WHAT IS REQUIRED ::
Output every line of the records below as a JSON list of strings, one string per line, leaving out blank lines.

DATA TO PROCESS ::

----------------------------------------

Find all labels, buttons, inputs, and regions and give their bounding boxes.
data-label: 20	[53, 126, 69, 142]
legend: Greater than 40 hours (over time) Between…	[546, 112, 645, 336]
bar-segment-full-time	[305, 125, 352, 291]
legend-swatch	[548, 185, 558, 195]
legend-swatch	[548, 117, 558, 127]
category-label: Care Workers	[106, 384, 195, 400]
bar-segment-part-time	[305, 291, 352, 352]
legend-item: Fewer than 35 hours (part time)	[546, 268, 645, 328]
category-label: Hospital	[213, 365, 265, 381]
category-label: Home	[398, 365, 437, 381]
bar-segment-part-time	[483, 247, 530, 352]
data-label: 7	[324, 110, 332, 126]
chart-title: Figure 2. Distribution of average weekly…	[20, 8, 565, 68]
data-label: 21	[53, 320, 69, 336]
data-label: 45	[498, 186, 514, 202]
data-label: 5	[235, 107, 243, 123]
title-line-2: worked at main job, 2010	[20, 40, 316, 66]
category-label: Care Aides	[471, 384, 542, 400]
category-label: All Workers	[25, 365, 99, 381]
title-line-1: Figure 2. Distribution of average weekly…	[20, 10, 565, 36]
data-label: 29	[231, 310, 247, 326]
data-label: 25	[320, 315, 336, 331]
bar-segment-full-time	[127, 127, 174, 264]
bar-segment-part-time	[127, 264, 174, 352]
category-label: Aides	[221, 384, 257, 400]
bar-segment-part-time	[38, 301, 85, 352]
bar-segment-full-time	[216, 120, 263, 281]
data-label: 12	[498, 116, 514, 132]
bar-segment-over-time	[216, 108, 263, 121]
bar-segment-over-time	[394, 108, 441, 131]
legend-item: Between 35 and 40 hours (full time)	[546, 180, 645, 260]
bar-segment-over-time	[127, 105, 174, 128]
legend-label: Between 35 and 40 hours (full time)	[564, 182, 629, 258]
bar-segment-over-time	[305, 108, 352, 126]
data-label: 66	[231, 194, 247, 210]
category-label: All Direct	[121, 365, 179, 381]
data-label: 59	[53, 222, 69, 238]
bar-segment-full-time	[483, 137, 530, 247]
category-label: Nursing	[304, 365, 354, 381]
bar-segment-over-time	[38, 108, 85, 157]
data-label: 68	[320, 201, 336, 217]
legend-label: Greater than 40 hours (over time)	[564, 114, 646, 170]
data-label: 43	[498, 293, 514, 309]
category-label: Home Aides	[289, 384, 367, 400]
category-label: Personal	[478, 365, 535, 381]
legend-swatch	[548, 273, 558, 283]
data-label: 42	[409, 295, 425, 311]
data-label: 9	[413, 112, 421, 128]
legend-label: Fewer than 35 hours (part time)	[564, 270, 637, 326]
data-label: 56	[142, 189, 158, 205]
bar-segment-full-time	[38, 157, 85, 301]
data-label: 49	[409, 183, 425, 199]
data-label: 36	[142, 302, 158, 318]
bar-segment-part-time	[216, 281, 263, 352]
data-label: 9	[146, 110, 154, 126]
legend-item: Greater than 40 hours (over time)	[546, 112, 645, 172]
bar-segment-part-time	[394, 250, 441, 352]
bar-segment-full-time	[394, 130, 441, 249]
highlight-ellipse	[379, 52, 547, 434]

----------------------------------------

FULL OUTPUT ::
[
  "Find all labels, buttons, inputs, and regions and give their bounding boxes.",
  "data-label: 20\t[53, 126, 69, 142]",
  "legend: Greater than 40 hours (over time) Between…\t[546, 112, 645, 336]",
  "bar-segment-full-time\t[305, 125, 352, 291]",
  "legend-swatch\t[548, 185, 558, 195]",
  "legend-swatch\t[548, 117, 558, 127]",
  "category-label: Care Workers\t[106, 384, 195, 400]",
  "bar-segment-part-time\t[305, 291, 352, 352]",
  "legend-item: Fewer than 35 hours (part time)\t[546, 268, 645, 328]",
  "category-label: Hospital\t[213, 365, 265, 381]",
  "category-label: Home\t[398, 365, 437, 381]",
  "bar-segment-part-time\t[483, 247, 530, 352]",
  "data-label: 7\t[324, 110, 332, 126]",
  "chart-title: Figure 2. Distribution of average weekly…\t[20, 8, 565, 68]",
  "data-label: 21\t[53, 320, 69, 336]",
  "data-label: 45\t[498, 186, 514, 202]",
  "data-label: 5\t[235, 107, 243, 123]",
  "title-line-2: worked at main job, 2010\t[20, 40, 316, 66]",
  "category-label: Care Aides\t[471, 384, 542, 400]",
  "category-label: All Workers\t[25, 365, 99, 381]",
  "title-line-1: Figure 2. Distribution of average weekly…\t[20, 10, 565, 36]",
  "data-label: 29\t[231, 310, 247, 326]",
  "data-label: 25\t[320, 315, 336, 331]",
  "bar-segment-full-time\t[127, 127, 174, 264]",
  "bar-segment-part-time\t[127, 264, 174, 352]",
  "category-label: Aides\t[221, 384, 257, 400]",
  "bar-segment-part-time\t[38, 301, 85, 352]",
  "bar-segment-full-time\t[216, 120, 263, 281]",
  "data-label: 12\t[498, 116, 514, 132]",
  "bar-segment-over-time\t[216, 108, 263, 121]",
  "bar-segment-over-time\t[394, 108, 441, 131]",
  "legend-item: Between 35 and 40 hours (full time)\t[546, 180, 645, 260]",
  "bar-segment-over-time\t[127, 105, 174, 128]",
  "legend-label: Between 35 and 40 hours (full time)\t[564, 182, 629, 258]",
  "bar-segment-over-time\t[305, 108, 352, 126]",
  "data-label: 66\t[231, 194, 247, 210]",
  "category-label: All Direct\t[121, 365, 179, 381]",
  "data-label: 59\t[53, 222, 69, 238]",
  "bar-segment-full-time\t[483, 137, 530, 247]",
  "category-label: Nursing\t[304, 365, 354, 381]",
  "bar-segment-over-time\t[38, 108, 85, 157]",
  "data-label: 68\t[320, 201, 336, 217]",
  "legend-label: Greater than 40 hours (over time)\t[564, 114, 646, 170]",
  "data-label: 43\t[498, 293, 514, 309]",
  "category-label: Home Aides\t[289, 384, 367, 400]",
  "category-label: Personal\t[478, 365, 535, 381]",
  "legend-swatch\t[548, 273, 558, 283]",
  "data-label: 42\t[409, 295, 425, 311]",
  "data-label: 9\t[413, 112, 421, 128]",
  "legend-label: Fewer than 35 hours (part time)\t[564, 270, 637, 326]",
  "data-label: 56\t[142, 189, 158, 205]",
  "bar-segment-full-time\t[38, 157, 85, 301]",
  "data-label: 49\t[409, 183, 425, 199]",
  "data-label: 36\t[142, 302, 158, 318]",
  "bar-segment-part-time\t[216, 281, 263, 352]",
  "data-label: 9\t[146, 110, 154, 126]",
  "legend-item: Greater than 40 hours (over time)\t[546, 112, 645, 172]",
  "bar-segment-part-time\t[394, 250, 441, 352]",
  "bar-segment-full-time\t[394, 130, 441, 249]",
  "highlight-ellipse\t[379, 52, 547, 434]"
]